- Description of the task
Every line that holds "correlated" should be shown.

───── Excerpted records

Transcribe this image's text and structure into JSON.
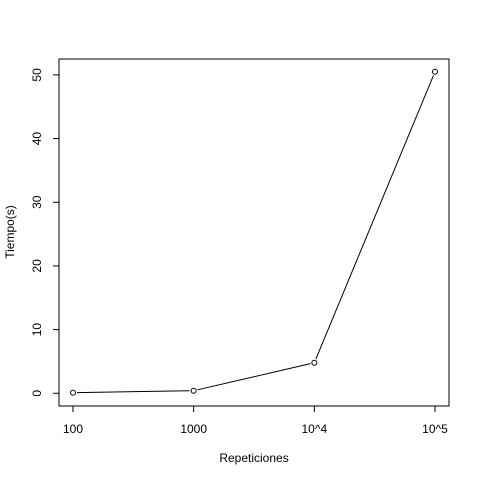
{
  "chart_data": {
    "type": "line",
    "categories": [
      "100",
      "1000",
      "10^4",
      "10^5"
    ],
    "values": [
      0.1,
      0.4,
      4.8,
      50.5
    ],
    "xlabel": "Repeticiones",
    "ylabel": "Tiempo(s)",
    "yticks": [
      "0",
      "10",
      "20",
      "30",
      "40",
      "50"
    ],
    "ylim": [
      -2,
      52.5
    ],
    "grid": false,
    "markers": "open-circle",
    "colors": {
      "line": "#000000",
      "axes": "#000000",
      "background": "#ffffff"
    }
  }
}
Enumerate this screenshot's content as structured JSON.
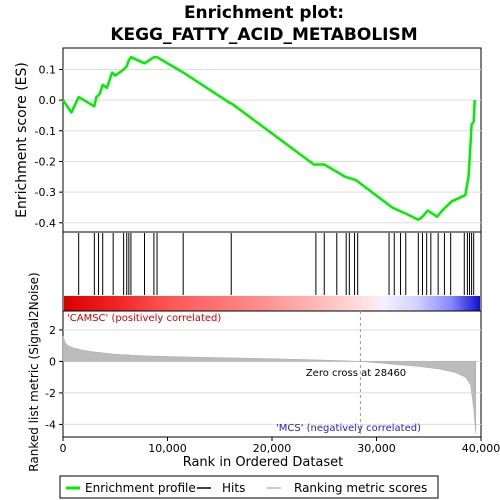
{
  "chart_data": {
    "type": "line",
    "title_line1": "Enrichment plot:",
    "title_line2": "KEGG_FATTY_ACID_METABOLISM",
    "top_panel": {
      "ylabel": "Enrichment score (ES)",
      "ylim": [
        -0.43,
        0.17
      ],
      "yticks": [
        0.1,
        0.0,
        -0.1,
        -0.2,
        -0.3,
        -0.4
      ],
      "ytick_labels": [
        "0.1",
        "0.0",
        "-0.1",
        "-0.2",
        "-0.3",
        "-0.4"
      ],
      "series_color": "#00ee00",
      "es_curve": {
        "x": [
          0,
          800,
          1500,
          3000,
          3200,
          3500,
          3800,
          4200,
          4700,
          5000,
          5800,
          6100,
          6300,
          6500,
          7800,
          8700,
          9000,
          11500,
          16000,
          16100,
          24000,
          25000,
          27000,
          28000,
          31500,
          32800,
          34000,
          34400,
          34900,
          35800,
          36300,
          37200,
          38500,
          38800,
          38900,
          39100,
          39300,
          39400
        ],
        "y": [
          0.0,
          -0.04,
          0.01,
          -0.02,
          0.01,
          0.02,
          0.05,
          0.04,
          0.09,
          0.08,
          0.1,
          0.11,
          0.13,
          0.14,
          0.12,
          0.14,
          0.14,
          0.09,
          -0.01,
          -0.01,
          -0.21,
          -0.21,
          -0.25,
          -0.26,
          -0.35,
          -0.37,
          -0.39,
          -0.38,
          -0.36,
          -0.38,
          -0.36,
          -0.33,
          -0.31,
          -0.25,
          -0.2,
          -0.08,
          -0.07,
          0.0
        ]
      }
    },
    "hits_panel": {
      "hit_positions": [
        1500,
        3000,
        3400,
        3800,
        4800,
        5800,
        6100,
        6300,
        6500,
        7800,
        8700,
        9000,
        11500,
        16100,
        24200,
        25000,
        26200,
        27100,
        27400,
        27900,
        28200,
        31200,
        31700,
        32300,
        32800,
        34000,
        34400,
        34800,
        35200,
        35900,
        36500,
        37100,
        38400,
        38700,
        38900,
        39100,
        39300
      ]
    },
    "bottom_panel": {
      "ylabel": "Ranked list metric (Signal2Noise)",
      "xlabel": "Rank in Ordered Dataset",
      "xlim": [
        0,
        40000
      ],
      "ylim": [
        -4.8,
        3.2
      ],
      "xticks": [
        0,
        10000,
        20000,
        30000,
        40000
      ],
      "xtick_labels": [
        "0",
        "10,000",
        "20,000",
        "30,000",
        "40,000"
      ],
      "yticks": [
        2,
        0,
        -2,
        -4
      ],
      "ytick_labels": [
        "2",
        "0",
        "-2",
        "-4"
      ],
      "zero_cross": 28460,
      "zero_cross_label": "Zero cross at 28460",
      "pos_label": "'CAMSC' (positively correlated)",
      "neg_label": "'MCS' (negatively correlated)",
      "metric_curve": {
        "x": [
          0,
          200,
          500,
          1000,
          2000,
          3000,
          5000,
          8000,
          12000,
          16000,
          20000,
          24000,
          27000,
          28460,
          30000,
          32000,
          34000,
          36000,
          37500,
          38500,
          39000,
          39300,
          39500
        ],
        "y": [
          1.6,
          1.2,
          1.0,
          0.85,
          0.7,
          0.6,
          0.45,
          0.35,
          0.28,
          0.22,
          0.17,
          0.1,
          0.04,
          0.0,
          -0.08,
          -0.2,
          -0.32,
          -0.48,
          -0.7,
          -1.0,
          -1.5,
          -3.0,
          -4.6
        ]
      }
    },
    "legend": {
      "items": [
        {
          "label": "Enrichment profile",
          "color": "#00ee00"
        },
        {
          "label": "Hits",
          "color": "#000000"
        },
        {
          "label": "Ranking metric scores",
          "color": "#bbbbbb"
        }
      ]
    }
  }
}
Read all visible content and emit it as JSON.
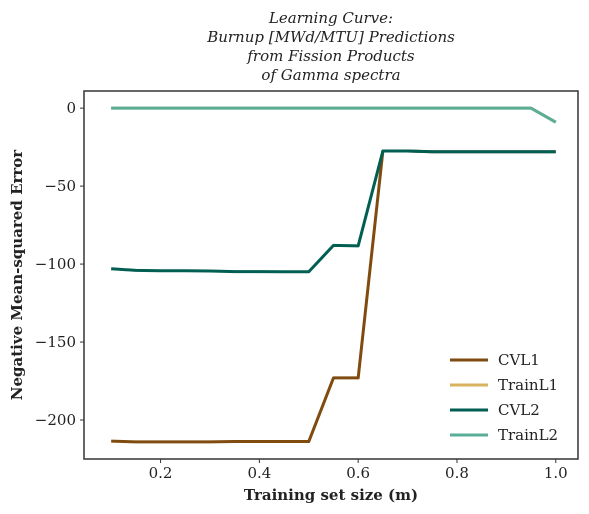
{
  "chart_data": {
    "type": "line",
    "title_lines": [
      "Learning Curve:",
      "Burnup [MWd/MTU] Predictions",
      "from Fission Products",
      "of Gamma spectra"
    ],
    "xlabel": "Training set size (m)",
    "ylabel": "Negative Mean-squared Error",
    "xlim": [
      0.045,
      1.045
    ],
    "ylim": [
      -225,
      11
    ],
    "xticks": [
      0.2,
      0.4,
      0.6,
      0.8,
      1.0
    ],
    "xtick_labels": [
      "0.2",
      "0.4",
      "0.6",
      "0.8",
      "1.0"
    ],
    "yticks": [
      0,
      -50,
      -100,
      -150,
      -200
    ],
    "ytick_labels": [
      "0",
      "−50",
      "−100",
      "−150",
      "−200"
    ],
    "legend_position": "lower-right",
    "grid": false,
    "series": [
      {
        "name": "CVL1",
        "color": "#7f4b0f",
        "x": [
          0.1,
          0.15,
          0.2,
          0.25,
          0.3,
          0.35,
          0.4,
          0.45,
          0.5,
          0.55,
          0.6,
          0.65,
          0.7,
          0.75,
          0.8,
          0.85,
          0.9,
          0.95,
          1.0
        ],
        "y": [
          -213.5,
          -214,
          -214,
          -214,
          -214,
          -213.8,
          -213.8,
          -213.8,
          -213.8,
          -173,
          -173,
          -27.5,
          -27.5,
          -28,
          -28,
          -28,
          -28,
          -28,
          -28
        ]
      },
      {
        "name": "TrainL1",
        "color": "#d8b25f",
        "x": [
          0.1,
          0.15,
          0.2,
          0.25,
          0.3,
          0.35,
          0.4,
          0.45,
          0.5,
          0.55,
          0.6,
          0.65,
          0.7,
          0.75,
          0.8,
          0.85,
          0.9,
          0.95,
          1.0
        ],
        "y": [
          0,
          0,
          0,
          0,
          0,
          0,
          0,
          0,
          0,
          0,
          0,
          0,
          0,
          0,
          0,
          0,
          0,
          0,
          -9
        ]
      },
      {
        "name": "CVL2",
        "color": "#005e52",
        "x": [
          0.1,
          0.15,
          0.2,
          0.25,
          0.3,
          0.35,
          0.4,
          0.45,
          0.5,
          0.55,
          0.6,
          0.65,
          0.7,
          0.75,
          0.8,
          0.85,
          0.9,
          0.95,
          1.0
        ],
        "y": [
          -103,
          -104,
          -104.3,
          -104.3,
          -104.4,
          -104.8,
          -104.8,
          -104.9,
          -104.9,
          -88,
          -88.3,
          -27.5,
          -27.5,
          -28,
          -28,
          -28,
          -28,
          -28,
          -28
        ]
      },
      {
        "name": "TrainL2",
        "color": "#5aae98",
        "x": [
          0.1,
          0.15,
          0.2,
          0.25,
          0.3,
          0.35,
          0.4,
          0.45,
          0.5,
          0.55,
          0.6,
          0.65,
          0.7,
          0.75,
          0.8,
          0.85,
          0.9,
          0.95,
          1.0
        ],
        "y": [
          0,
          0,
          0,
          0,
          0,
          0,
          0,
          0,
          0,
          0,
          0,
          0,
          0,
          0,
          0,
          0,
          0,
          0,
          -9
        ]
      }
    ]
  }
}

──────────
───── Excerpted records

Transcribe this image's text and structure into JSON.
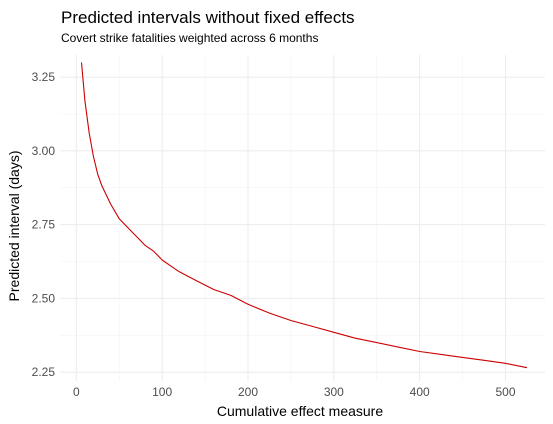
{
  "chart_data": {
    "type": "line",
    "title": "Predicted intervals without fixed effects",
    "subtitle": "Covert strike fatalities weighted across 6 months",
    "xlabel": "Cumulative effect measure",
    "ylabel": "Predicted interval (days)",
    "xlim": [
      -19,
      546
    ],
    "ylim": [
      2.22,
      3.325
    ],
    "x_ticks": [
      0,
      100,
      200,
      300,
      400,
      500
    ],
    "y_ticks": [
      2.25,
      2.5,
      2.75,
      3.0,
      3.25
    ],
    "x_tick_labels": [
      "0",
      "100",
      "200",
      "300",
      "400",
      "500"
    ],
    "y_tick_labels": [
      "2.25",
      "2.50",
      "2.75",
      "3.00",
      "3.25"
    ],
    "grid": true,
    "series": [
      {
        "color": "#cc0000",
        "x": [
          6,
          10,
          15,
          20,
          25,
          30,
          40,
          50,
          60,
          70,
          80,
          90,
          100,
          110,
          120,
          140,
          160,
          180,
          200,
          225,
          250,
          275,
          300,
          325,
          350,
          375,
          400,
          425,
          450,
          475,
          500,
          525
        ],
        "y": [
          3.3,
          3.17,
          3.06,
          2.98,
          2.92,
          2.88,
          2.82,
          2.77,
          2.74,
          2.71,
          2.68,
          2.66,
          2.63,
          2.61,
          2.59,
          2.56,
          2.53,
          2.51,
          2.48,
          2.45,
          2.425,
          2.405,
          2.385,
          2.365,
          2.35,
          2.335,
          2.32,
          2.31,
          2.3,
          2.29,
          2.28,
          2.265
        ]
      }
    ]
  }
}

──────────

- Reply
      "pos_label": "'CAMSC' (positively correlated)",
      "neg_label": "'MCS' (negatively correlated)",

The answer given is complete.